Find the number of lines containing the string "SHEDDER" in the data. Answer with the number by itself.

INFORMATION SHOWN:
* Begin *

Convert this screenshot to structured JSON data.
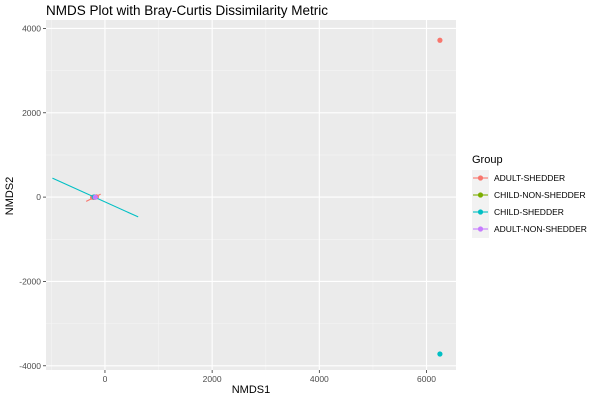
{
  "chart_data": {
    "type": "scatter",
    "title": "NMDS Plot with Bray-Curtis Dissimilarity Metric",
    "xlabel": "NMDS1",
    "ylabel": "NMDS2",
    "xlim": [
      -1100,
      6550
    ],
    "ylim": [
      -4100,
      4200
    ],
    "x_ticks": [
      0,
      2000,
      4000,
      6000
    ],
    "y_ticks": [
      -4000,
      -2000,
      0,
      2000,
      4000
    ],
    "grid": true,
    "legend_position": "right",
    "legend_title": "Group",
    "series": [
      {
        "name": "ADULT-SHEDDER",
        "color": "#F8766D",
        "points": [
          [
            6250,
            3720
          ],
          [
            -210,
            0
          ],
          [
            -160,
            5
          ],
          [
            -230,
            -5
          ]
        ],
        "segments": [
          [
            [
              -350,
              -100
            ],
            [
              -80,
              70
            ]
          ]
        ]
      },
      {
        "name": "CHILD-NON-SHEDDER",
        "color": "#7CAE00",
        "points": [
          [
            -190,
            0
          ]
        ],
        "segments": []
      },
      {
        "name": "CHILD-SHEDDER",
        "color": "#00BFC4",
        "points": [
          [
            6250,
            -3720
          ],
          [
            -200,
            2
          ]
        ],
        "segments": [
          [
            [
              -980,
              450
            ],
            [
              620,
              -470
            ]
          ]
        ]
      },
      {
        "name": "ADULT-NON-SHEDDER",
        "color": "#C77CFF",
        "points": [
          [
            -180,
            -2
          ]
        ],
        "segments": []
      }
    ]
  }
}
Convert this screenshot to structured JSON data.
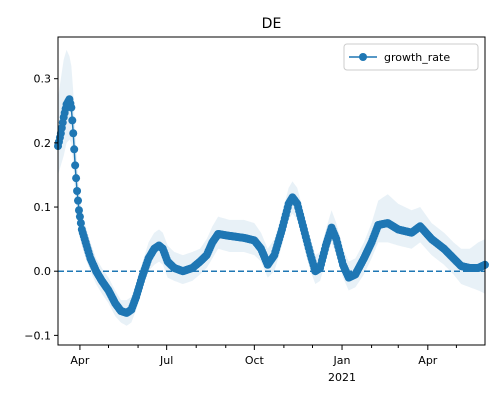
{
  "chart_data": {
    "type": "line",
    "title": "DE",
    "xlabel": "",
    "ylabel": "",
    "x_start": "2020-03-09",
    "x_end": "2021-05-31",
    "ylim": [
      -0.115,
      0.365
    ],
    "yticks": [
      {
        "value": -0.1,
        "label": "−0.1"
      },
      {
        "value": 0.0,
        "label": "0.0"
      },
      {
        "value": 0.1,
        "label": "0.1"
      },
      {
        "value": 0.2,
        "label": "0.2"
      },
      {
        "value": 0.3,
        "label": "0.3"
      }
    ],
    "xticks_major": [
      {
        "date": "2020-04-01",
        "label": "Apr",
        "sublabel": ""
      },
      {
        "date": "2020-07-01",
        "label": "Jul",
        "sublabel": ""
      },
      {
        "date": "2020-10-01",
        "label": "Oct",
        "sublabel": ""
      },
      {
        "date": "2021-01-01",
        "label": "Jan",
        "sublabel": "2021"
      },
      {
        "date": "2021-04-01",
        "label": "Apr",
        "sublabel": ""
      }
    ],
    "xticks_minor": [
      "2020-05-01",
      "2020-06-01",
      "2020-08-01",
      "2020-09-01",
      "2020-11-01",
      "2020-12-01",
      "2021-02-01",
      "2021-03-01",
      "2021-05-01"
    ],
    "reference_line": {
      "y": 0.0,
      "style": "dashed",
      "color": "#1f77b4"
    },
    "legend": {
      "position": "top-right",
      "entries": [
        "growth_rate"
      ]
    },
    "band_color": "#1f77b4",
    "series": [
      {
        "name": "growth_rate",
        "color": "#1f77b4",
        "marker": "circle",
        "points": [
          {
            "date": "2020-03-09",
            "y": 0.195,
            "lo": 0.15,
            "hi": 0.27
          },
          {
            "date": "2020-03-12",
            "y": 0.215,
            "lo": 0.165,
            "hi": 0.3
          },
          {
            "date": "2020-03-15",
            "y": 0.24,
            "lo": 0.18,
            "hi": 0.33
          },
          {
            "date": "2020-03-18",
            "y": 0.26,
            "lo": 0.2,
            "hi": 0.345
          },
          {
            "date": "2020-03-21",
            "y": 0.268,
            "lo": 0.205,
            "hi": 0.335
          },
          {
            "date": "2020-03-23",
            "y": 0.255,
            "lo": 0.2,
            "hi": 0.32
          },
          {
            "date": "2020-03-25",
            "y": 0.215,
            "lo": 0.165,
            "hi": 0.28
          },
          {
            "date": "2020-03-27",
            "y": 0.165,
            "lo": 0.12,
            "hi": 0.22
          },
          {
            "date": "2020-03-29",
            "y": 0.125,
            "lo": 0.09,
            "hi": 0.17
          },
          {
            "date": "2020-03-31",
            "y": 0.095,
            "lo": 0.065,
            "hi": 0.13
          },
          {
            "date": "2020-04-03",
            "y": 0.065,
            "lo": 0.04,
            "hi": 0.095
          },
          {
            "date": "2020-04-07",
            "y": 0.045,
            "lo": 0.02,
            "hi": 0.07
          },
          {
            "date": "2020-04-12",
            "y": 0.02,
            "lo": 0.0,
            "hi": 0.045
          },
          {
            "date": "2020-04-18",
            "y": 0.0,
            "lo": -0.02,
            "hi": 0.02
          },
          {
            "date": "2020-04-24",
            "y": -0.015,
            "lo": -0.035,
            "hi": 0.005
          },
          {
            "date": "2020-05-01",
            "y": -0.03,
            "lo": -0.05,
            "hi": -0.01
          },
          {
            "date": "2020-05-08",
            "y": -0.05,
            "lo": -0.07,
            "hi": -0.03
          },
          {
            "date": "2020-05-14",
            "y": -0.062,
            "lo": -0.08,
            "hi": -0.045
          },
          {
            "date": "2020-05-20",
            "y": -0.065,
            "lo": -0.085,
            "hi": -0.045
          },
          {
            "date": "2020-05-25",
            "y": -0.06,
            "lo": -0.08,
            "hi": -0.04
          },
          {
            "date": "2020-05-30",
            "y": -0.04,
            "lo": -0.06,
            "hi": -0.02
          },
          {
            "date": "2020-06-05",
            "y": -0.01,
            "lo": -0.03,
            "hi": 0.01
          },
          {
            "date": "2020-06-12",
            "y": 0.02,
            "lo": 0.0,
            "hi": 0.045
          },
          {
            "date": "2020-06-18",
            "y": 0.035,
            "lo": 0.01,
            "hi": 0.06
          },
          {
            "date": "2020-06-23",
            "y": 0.04,
            "lo": 0.015,
            "hi": 0.065
          },
          {
            "date": "2020-06-27",
            "y": 0.035,
            "lo": 0.01,
            "hi": 0.06
          },
          {
            "date": "2020-07-02",
            "y": 0.015,
            "lo": -0.01,
            "hi": 0.04
          },
          {
            "date": "2020-07-09",
            "y": 0.005,
            "lo": -0.015,
            "hi": 0.03
          },
          {
            "date": "2020-07-18",
            "y": 0.0,
            "lo": -0.02,
            "hi": 0.025
          },
          {
            "date": "2020-07-28",
            "y": 0.005,
            "lo": -0.015,
            "hi": 0.03
          },
          {
            "date": "2020-08-05",
            "y": 0.015,
            "lo": -0.005,
            "hi": 0.035
          },
          {
            "date": "2020-08-12",
            "y": 0.025,
            "lo": 0.005,
            "hi": 0.05
          },
          {
            "date": "2020-08-18",
            "y": 0.045,
            "lo": 0.02,
            "hi": 0.07
          },
          {
            "date": "2020-08-24",
            "y": 0.058,
            "lo": 0.035,
            "hi": 0.085
          },
          {
            "date": "2020-09-05",
            "y": 0.055,
            "lo": 0.03,
            "hi": 0.08
          },
          {
            "date": "2020-09-20",
            "y": 0.052,
            "lo": 0.03,
            "hi": 0.08
          },
          {
            "date": "2020-10-01",
            "y": 0.048,
            "lo": 0.025,
            "hi": 0.075
          },
          {
            "date": "2020-10-08",
            "y": 0.035,
            "lo": 0.015,
            "hi": 0.06
          },
          {
            "date": "2020-10-15",
            "y": 0.01,
            "lo": -0.01,
            "hi": 0.035
          },
          {
            "date": "2020-10-22",
            "y": 0.025,
            "lo": 0.0,
            "hi": 0.05
          },
          {
            "date": "2020-10-30",
            "y": 0.065,
            "lo": 0.04,
            "hi": 0.09
          },
          {
            "date": "2020-11-06",
            "y": 0.105,
            "lo": 0.08,
            "hi": 0.13
          },
          {
            "date": "2020-11-10",
            "y": 0.115,
            "lo": 0.09,
            "hi": 0.14
          },
          {
            "date": "2020-11-15",
            "y": 0.105,
            "lo": 0.08,
            "hi": 0.13
          },
          {
            "date": "2020-11-22",
            "y": 0.065,
            "lo": 0.04,
            "hi": 0.09
          },
          {
            "date": "2020-11-29",
            "y": 0.025,
            "lo": 0.0,
            "hi": 0.05
          },
          {
            "date": "2020-12-04",
            "y": 0.0,
            "lo": -0.02,
            "hi": 0.025
          },
          {
            "date": "2020-12-09",
            "y": 0.005,
            "lo": -0.015,
            "hi": 0.03
          },
          {
            "date": "2020-12-15",
            "y": 0.04,
            "lo": 0.015,
            "hi": 0.065
          },
          {
            "date": "2020-12-21",
            "y": 0.068,
            "lo": 0.045,
            "hi": 0.095
          },
          {
            "date": "2020-12-26",
            "y": 0.05,
            "lo": 0.025,
            "hi": 0.075
          },
          {
            "date": "2021-01-02",
            "y": 0.01,
            "lo": -0.01,
            "hi": 0.035
          },
          {
            "date": "2021-01-08",
            "y": -0.01,
            "lo": -0.03,
            "hi": 0.015
          },
          {
            "date": "2021-01-15",
            "y": -0.005,
            "lo": -0.025,
            "hi": 0.02
          },
          {
            "date": "2021-01-24",
            "y": 0.02,
            "lo": -0.005,
            "hi": 0.045
          },
          {
            "date": "2021-02-01",
            "y": 0.045,
            "lo": 0.02,
            "hi": 0.075
          },
          {
            "date": "2021-02-08",
            "y": 0.072,
            "lo": 0.045,
            "hi": 0.11
          },
          {
            "date": "2021-02-18",
            "y": 0.075,
            "lo": 0.045,
            "hi": 0.12
          },
          {
            "date": "2021-03-01",
            "y": 0.065,
            "lo": 0.04,
            "hi": 0.105
          },
          {
            "date": "2021-03-15",
            "y": 0.06,
            "lo": 0.035,
            "hi": 0.095
          },
          {
            "date": "2021-03-24",
            "y": 0.07,
            "lo": 0.045,
            "hi": 0.1
          },
          {
            "date": "2021-04-05",
            "y": 0.05,
            "lo": 0.025,
            "hi": 0.075
          },
          {
            "date": "2021-04-18",
            "y": 0.035,
            "lo": 0.01,
            "hi": 0.06
          },
          {
            "date": "2021-04-28",
            "y": 0.02,
            "lo": -0.005,
            "hi": 0.045
          },
          {
            "date": "2021-05-06",
            "y": 0.008,
            "lo": -0.02,
            "hi": 0.035
          },
          {
            "date": "2021-05-15",
            "y": 0.005,
            "lo": -0.025,
            "hi": 0.035
          },
          {
            "date": "2021-05-24",
            "y": 0.005,
            "lo": -0.03,
            "hi": 0.045
          },
          {
            "date": "2021-05-31",
            "y": 0.01,
            "lo": -0.035,
            "hi": 0.05
          }
        ]
      }
    ]
  }
}
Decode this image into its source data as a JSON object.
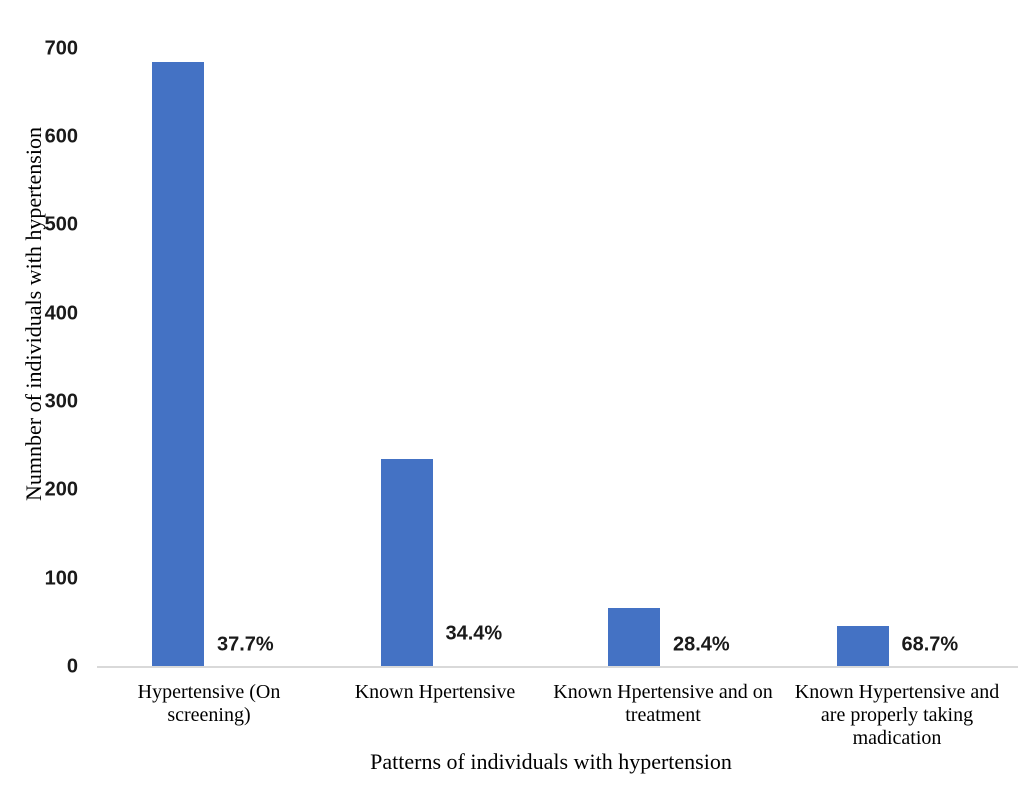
{
  "chart_data": {
    "type": "bar",
    "title": "",
    "categories": [
      "Hypertensive (On screening)",
      "Known Hpertensive",
      "Known Hpertensive and on treatment",
      "Known Hypertensive and are properly taking madication"
    ],
    "values": [
      685,
      236,
      67,
      46
    ],
    "data_labels": [
      "37.7%",
      "34.4%",
      "28.4%",
      "68.7%"
    ],
    "xlabel": "Patterns of individuals with hypertension",
    "ylabel": "Numnber of individuals with hypertension",
    "ylim": [
      0,
      700
    ],
    "yticks": [
      0,
      100,
      200,
      300,
      400,
      500,
      600,
      700
    ],
    "grid": false,
    "legend": false,
    "bar_color": "#4472C4",
    "axis_line_color": "#D9D9D9",
    "label_color": "#1a1a1a"
  }
}
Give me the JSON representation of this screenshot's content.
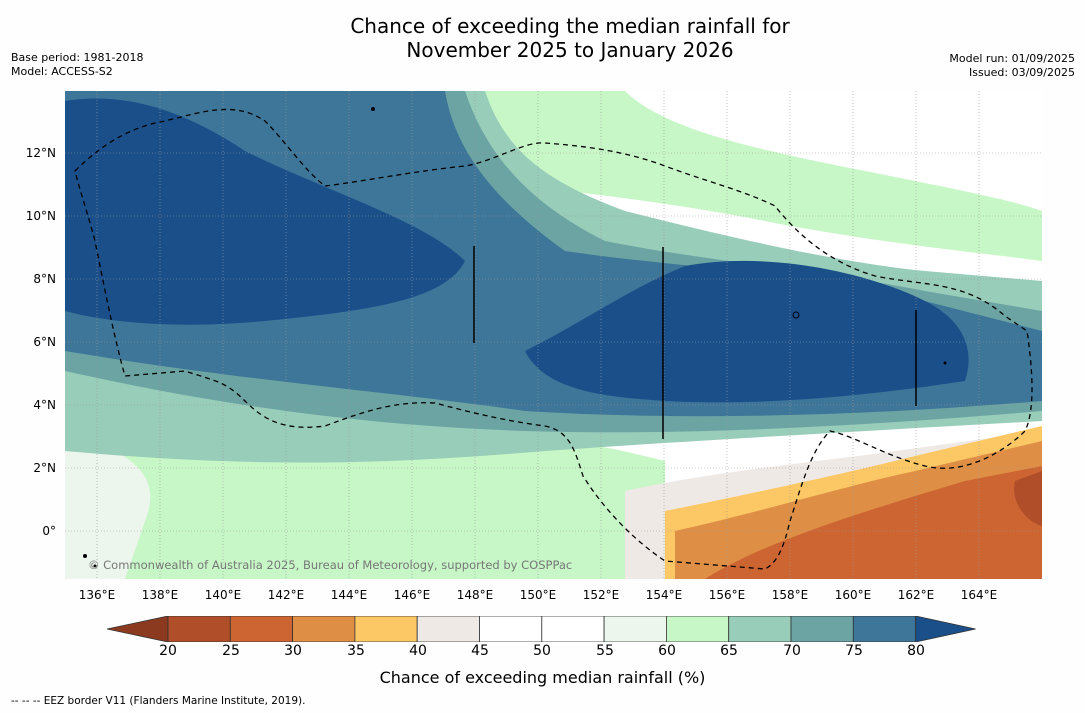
{
  "title": {
    "line1": "Chance of exceeding the median rainfall for",
    "line2": "November 2025 to January 2026"
  },
  "meta_left": {
    "base_period": "Base period: 1981-2018",
    "model": "Model: ACCESS-S2"
  },
  "meta_right": {
    "model_run": "Model run: 01/09/2025",
    "issued": "Issued: 03/09/2025"
  },
  "map": {
    "copyright": "© Commonwealth of Australia 2025, Bureau of Meteorology, supported by COSPPac",
    "lon_labels": [
      "136°E",
      "138°E",
      "140°E",
      "142°E",
      "144°E",
      "146°E",
      "148°E",
      "150°E",
      "152°E",
      "154°E",
      "156°E",
      "158°E",
      "160°E",
      "162°E",
      "164°E"
    ],
    "lat_labels": [
      "12°N",
      "10°N",
      "8°N",
      "6°N",
      "4°N",
      "2°N",
      "0°"
    ],
    "lon_range": [
      135,
      166
    ],
    "lat_range": [
      -1.5,
      14
    ]
  },
  "colorbar": {
    "ticks": [
      "20",
      "25",
      "30",
      "35",
      "40",
      "45",
      "50",
      "55",
      "60",
      "65",
      "70",
      "75",
      "80"
    ],
    "colors": [
      "#8b3a1f",
      "#b04e2a",
      "#cd6532",
      "#de8f45",
      "#fcc865",
      "#efe9e6",
      "#ffffff",
      "#ffffff",
      "#ecf6ec",
      "#c7f7c7",
      "#98cdb9",
      "#6ba4a3",
      "#3e7699",
      "#1a4f8a"
    ],
    "title": "Chance of exceeding median rainfall (%)"
  },
  "footer": "--  --  -- EEZ border V11 (Flanders Marine Institute, 2019)."
}
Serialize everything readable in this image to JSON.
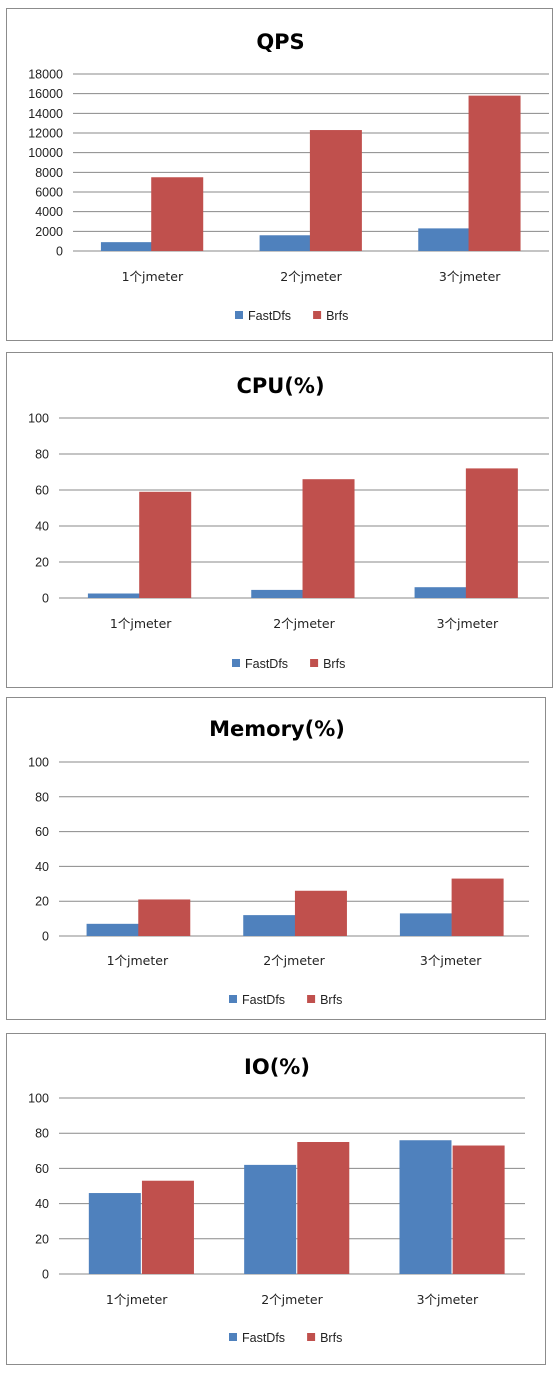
{
  "colors": {
    "FastDfs": "#4f81bd",
    "Brfs": "#c0504d"
  },
  "chart_data": [
    {
      "type": "bar",
      "title": "QPS",
      "categories": [
        "1个jmeter",
        "2个jmeter",
        "3个jmeter"
      ],
      "series": [
        {
          "name": "FastDfs",
          "values": [
            900,
            1600,
            2300
          ]
        },
        {
          "name": "Brfs",
          "values": [
            7500,
            12300,
            15800
          ]
        }
      ],
      "ylim": [
        0,
        18000
      ],
      "yticks": [
        0,
        2000,
        4000,
        6000,
        8000,
        10000,
        12000,
        14000,
        16000,
        18000
      ],
      "grid": true,
      "legend": "bottom"
    },
    {
      "type": "bar",
      "title": "CPU(%)",
      "categories": [
        "1个jmeter",
        "2个jmeter",
        "3个jmeter"
      ],
      "series": [
        {
          "name": "FastDfs",
          "values": [
            2.5,
            4.5,
            6
          ]
        },
        {
          "name": "Brfs",
          "values": [
            59,
            66,
            72
          ]
        }
      ],
      "ylim": [
        0,
        100
      ],
      "yticks": [
        0,
        20,
        40,
        60,
        80,
        100
      ],
      "grid": true,
      "legend": "bottom"
    },
    {
      "type": "bar",
      "title": "Memory(%)",
      "categories": [
        "1个jmeter",
        "2个jmeter",
        "3个jmeter"
      ],
      "series": [
        {
          "name": "FastDfs",
          "values": [
            7,
            12,
            13
          ]
        },
        {
          "name": "Brfs",
          "values": [
            21,
            26,
            33
          ]
        }
      ],
      "ylim": [
        0,
        100
      ],
      "yticks": [
        0,
        20,
        40,
        60,
        80,
        100
      ],
      "grid": true,
      "legend": "bottom"
    },
    {
      "type": "bar",
      "title": "IO(%)",
      "categories": [
        "1个jmeter",
        "2个jmeter",
        "3个jmeter"
      ],
      "series": [
        {
          "name": "FastDfs",
          "values": [
            46,
            62,
            76
          ]
        },
        {
          "name": "Brfs",
          "values": [
            53,
            75,
            73
          ]
        }
      ],
      "ylim": [
        0,
        100
      ],
      "yticks": [
        0,
        20,
        40,
        60,
        80,
        100
      ],
      "grid": true,
      "legend": "bottom"
    }
  ]
}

* End *

EXERCISE ANSWER: 4